[Entries with figure data]
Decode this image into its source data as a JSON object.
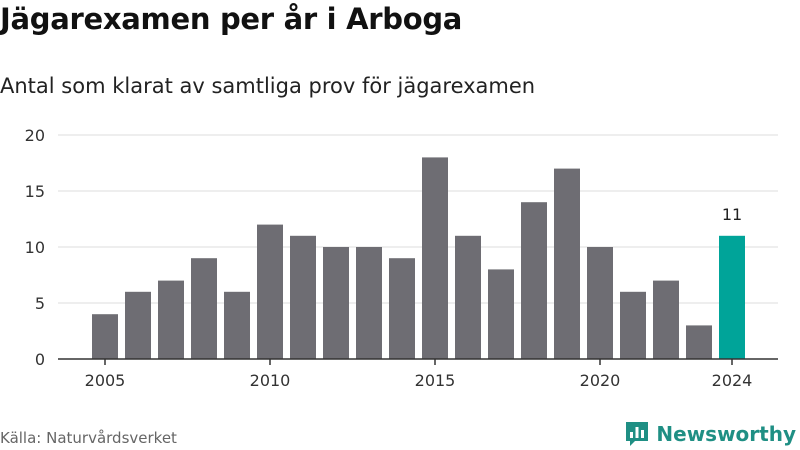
{
  "header": {
    "title": "Jägarexamen per år i Arboga",
    "subtitle": "Antal som klarat av samtliga prov för jägarexamen"
  },
  "footer": {
    "source": "Källa: Naturvårdsverket",
    "brand": "Newsworthy",
    "brand_icon": "bar-chart-logo-icon"
  },
  "colors": {
    "bar": "#6e6d73",
    "highlight": "#00a499",
    "grid": "#dcdcdc",
    "axis": "#333333",
    "brand": "#1f8f84"
  },
  "chart_data": {
    "type": "bar",
    "categories": [
      2005,
      2006,
      2007,
      2008,
      2009,
      2010,
      2011,
      2012,
      2013,
      2014,
      2015,
      2016,
      2017,
      2018,
      2019,
      2020,
      2021,
      2022,
      2023,
      2024
    ],
    "values": [
      4,
      6,
      7,
      9,
      6,
      12,
      11,
      10,
      10,
      9,
      18,
      11,
      8,
      14,
      17,
      10,
      6,
      7,
      3,
      11
    ],
    "highlight": {
      "category": 2024,
      "value_label": "11"
    },
    "x_ticks": [
      "2005",
      "2010",
      "2015",
      "2020",
      "2024"
    ],
    "y_ticks": [
      "0",
      "5",
      "10",
      "15",
      "20"
    ],
    "ylim": [
      0,
      20
    ],
    "title": "Jägarexamen per år i Arboga",
    "subtitle": "Antal som klarat av samtliga prov för jägarexamen",
    "xlabel": "",
    "ylabel": "",
    "grid": "horizontal",
    "legend": "none"
  }
}
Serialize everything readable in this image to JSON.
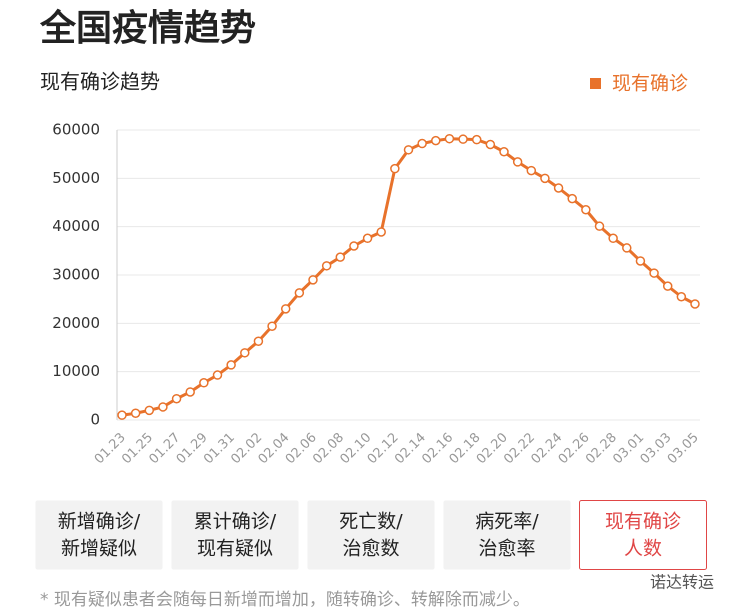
{
  "header": {
    "title": "全国疫情趋势"
  },
  "chart_data": {
    "type": "line",
    "title": "现有确诊趋势",
    "categories": [
      "01.23",
      null,
      "01.25",
      null,
      "01.27",
      null,
      "01.29",
      null,
      "01.31",
      null,
      "02.02",
      null,
      "02.04",
      null,
      "02.06",
      null,
      "02.08",
      null,
      "02.10",
      null,
      "02.12",
      null,
      "02.14",
      null,
      "02.16",
      null,
      "02.18",
      null,
      "02.20",
      null,
      "02.22",
      null,
      "02.24",
      null,
      "02.26",
      null,
      "02.28",
      null,
      "03.01",
      null,
      "03.03",
      null,
      "03.05"
    ],
    "series": [
      {
        "name": "现有确诊",
        "color": "#e8722b",
        "values": [
          1000,
          1400,
          2000,
          2700,
          4400,
          5800,
          7700,
          9300,
          11400,
          13900,
          16300,
          19400,
          23000,
          26300,
          29000,
          31900,
          33700,
          36000,
          37600,
          38900,
          52000,
          55900,
          57200,
          57800,
          58200,
          58100,
          58000,
          57000,
          55500,
          53400,
          51600,
          50000,
          48000,
          45800,
          43500,
          40100,
          37600,
          35600,
          32900,
          30400,
          27700,
          25500,
          24000
        ]
      }
    ],
    "ylim": [
      0,
      60000
    ],
    "yticks": [
      0,
      10000,
      20000,
      30000,
      40000,
      50000,
      60000
    ],
    "grid": true,
    "legend": "top-right"
  },
  "buttons": [
    [
      "新增确诊/",
      "新增疑似"
    ],
    [
      "累计确诊/",
      "现有疑似"
    ],
    [
      "死亡数/",
      "治愈数"
    ],
    [
      "病死率/",
      "治愈率"
    ],
    [
      "现有确诊",
      "人数"
    ]
  ],
  "footnote": "* 现有疑似患者会随每日新增而增加，随转确诊、转解除而减少。",
  "watermark": "诺达转运"
}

> _PROBLEM TO SOLVE_
Gather every line from the listing above in which "JSON" appears, and copy those lines.

> _COMPLETED TASK_
Decode this image into its source data as a JSON object.
Serialize everything readable in this image to JSON.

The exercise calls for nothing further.